Given request » Go through the listing below and list every line with "산업안전보건법".

Data to process »

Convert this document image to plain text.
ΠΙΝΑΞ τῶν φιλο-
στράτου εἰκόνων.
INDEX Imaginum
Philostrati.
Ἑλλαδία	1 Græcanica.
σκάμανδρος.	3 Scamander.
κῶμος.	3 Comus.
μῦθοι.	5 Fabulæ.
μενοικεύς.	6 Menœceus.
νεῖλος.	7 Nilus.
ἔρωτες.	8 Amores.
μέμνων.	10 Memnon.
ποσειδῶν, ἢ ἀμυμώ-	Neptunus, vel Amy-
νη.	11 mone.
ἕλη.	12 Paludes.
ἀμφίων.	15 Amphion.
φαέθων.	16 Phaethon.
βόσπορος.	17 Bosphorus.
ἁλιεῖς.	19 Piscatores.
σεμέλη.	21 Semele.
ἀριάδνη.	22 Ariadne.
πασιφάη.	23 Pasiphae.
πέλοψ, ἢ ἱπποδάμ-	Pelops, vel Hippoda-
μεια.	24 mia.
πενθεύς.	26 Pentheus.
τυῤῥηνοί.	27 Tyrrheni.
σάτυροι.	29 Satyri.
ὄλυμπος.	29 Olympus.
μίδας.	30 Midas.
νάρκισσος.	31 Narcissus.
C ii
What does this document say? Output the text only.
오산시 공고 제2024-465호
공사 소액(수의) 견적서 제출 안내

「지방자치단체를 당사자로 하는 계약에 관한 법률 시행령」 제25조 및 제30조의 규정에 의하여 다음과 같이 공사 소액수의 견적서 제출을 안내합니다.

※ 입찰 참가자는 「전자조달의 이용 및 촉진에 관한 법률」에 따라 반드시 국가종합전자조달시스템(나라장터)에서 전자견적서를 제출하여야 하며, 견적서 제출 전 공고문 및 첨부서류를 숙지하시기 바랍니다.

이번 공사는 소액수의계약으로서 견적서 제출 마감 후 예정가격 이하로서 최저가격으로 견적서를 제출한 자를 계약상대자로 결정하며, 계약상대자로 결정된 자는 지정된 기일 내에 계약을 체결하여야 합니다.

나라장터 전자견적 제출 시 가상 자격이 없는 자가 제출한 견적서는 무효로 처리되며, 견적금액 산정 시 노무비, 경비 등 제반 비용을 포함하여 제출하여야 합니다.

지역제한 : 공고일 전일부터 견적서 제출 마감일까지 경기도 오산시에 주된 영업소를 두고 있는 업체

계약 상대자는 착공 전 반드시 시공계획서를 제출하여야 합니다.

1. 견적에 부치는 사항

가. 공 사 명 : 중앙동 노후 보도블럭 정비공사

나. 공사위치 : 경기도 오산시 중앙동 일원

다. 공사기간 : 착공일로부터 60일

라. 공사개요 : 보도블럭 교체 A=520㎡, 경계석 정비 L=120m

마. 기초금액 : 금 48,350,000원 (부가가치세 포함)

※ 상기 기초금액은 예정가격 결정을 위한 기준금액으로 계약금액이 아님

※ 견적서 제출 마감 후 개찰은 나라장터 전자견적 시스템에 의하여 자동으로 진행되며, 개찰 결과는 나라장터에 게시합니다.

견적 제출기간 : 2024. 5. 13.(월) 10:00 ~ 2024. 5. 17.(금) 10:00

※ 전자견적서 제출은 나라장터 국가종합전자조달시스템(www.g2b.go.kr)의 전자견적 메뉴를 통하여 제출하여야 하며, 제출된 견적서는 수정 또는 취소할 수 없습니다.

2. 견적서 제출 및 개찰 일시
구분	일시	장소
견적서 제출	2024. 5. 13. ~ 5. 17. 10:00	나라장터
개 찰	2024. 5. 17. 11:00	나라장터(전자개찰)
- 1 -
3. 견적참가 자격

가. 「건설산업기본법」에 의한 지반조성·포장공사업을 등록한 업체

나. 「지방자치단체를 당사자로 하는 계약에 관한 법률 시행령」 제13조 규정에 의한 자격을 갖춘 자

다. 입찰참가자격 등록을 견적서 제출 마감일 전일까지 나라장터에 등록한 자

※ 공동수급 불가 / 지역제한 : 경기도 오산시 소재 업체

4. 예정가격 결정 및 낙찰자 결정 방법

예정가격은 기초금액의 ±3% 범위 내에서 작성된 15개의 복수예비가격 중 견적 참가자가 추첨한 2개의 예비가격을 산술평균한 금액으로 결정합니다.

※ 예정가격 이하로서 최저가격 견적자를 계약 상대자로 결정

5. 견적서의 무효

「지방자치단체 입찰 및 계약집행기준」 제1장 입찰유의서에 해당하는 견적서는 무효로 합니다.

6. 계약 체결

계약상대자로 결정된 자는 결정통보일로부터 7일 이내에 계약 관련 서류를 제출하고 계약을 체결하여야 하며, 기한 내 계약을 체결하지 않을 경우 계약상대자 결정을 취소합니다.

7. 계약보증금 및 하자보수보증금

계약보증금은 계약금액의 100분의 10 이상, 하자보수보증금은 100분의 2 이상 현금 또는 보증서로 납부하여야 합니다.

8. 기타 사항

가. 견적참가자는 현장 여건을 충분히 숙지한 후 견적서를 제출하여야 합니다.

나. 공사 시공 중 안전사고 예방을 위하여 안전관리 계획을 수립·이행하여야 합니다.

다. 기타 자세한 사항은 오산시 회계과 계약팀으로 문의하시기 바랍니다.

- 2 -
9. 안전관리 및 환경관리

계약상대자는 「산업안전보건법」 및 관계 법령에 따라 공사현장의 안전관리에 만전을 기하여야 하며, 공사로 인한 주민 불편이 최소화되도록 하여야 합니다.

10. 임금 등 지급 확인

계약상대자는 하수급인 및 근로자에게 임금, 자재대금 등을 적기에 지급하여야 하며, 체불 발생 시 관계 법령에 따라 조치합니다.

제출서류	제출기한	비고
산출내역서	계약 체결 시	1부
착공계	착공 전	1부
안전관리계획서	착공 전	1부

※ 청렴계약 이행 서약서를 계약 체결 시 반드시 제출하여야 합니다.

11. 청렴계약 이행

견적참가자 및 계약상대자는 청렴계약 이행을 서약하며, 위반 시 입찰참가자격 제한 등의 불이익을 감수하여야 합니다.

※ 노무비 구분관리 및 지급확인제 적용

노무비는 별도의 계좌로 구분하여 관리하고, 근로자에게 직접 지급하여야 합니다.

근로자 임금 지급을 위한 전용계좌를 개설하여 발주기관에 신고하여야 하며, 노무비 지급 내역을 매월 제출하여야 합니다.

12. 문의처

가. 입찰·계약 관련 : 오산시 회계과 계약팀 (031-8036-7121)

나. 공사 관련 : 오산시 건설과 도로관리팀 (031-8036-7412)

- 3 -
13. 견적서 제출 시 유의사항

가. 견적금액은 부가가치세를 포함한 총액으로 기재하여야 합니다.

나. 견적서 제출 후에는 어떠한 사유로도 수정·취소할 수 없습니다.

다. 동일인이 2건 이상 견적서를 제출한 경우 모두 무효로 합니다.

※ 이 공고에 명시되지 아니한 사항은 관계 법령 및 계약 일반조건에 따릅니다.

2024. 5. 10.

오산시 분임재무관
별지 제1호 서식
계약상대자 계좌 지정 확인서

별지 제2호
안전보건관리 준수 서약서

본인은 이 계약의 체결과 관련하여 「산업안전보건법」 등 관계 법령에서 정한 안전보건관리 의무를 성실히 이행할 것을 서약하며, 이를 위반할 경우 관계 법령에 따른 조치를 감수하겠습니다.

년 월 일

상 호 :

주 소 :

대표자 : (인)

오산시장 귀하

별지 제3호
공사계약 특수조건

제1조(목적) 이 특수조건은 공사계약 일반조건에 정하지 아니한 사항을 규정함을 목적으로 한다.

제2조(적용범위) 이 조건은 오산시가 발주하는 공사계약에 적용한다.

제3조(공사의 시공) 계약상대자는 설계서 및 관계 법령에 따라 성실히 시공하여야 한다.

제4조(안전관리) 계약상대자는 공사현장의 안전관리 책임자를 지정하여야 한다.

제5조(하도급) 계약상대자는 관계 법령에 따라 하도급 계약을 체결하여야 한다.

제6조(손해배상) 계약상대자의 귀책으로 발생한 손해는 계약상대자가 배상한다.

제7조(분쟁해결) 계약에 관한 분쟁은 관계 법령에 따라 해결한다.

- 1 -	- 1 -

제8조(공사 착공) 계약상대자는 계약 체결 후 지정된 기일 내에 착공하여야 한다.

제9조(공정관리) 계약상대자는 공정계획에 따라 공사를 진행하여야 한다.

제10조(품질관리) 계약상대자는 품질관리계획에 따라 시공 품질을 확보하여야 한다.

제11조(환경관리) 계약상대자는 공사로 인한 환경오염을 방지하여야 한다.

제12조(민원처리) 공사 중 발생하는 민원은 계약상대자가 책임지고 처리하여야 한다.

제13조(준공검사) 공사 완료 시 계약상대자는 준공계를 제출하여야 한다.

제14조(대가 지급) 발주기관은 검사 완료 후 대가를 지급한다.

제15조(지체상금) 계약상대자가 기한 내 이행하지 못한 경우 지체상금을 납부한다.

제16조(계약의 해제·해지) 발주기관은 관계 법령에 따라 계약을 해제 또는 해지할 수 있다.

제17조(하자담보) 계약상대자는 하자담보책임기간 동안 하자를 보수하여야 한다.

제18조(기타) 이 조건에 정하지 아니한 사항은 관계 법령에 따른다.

Correct output »
계약상대자는 「산업안전보건법」 및 관계 법령에 따라 공사현장의 안전관리에 만전을 기하여야 하며, 공사로 인한 주민 불편이 최소화되도록 하여야 합니다.
본인은 이 계약의 체결과 관련하여 「산업안전보건법」 등 관계 법령에서 정한 안전보건관리 의무를 성실히 이행할 것을 서약하며, 이를 위반할 경우 관계 법령에 따른 조치를 감수하겠습니다.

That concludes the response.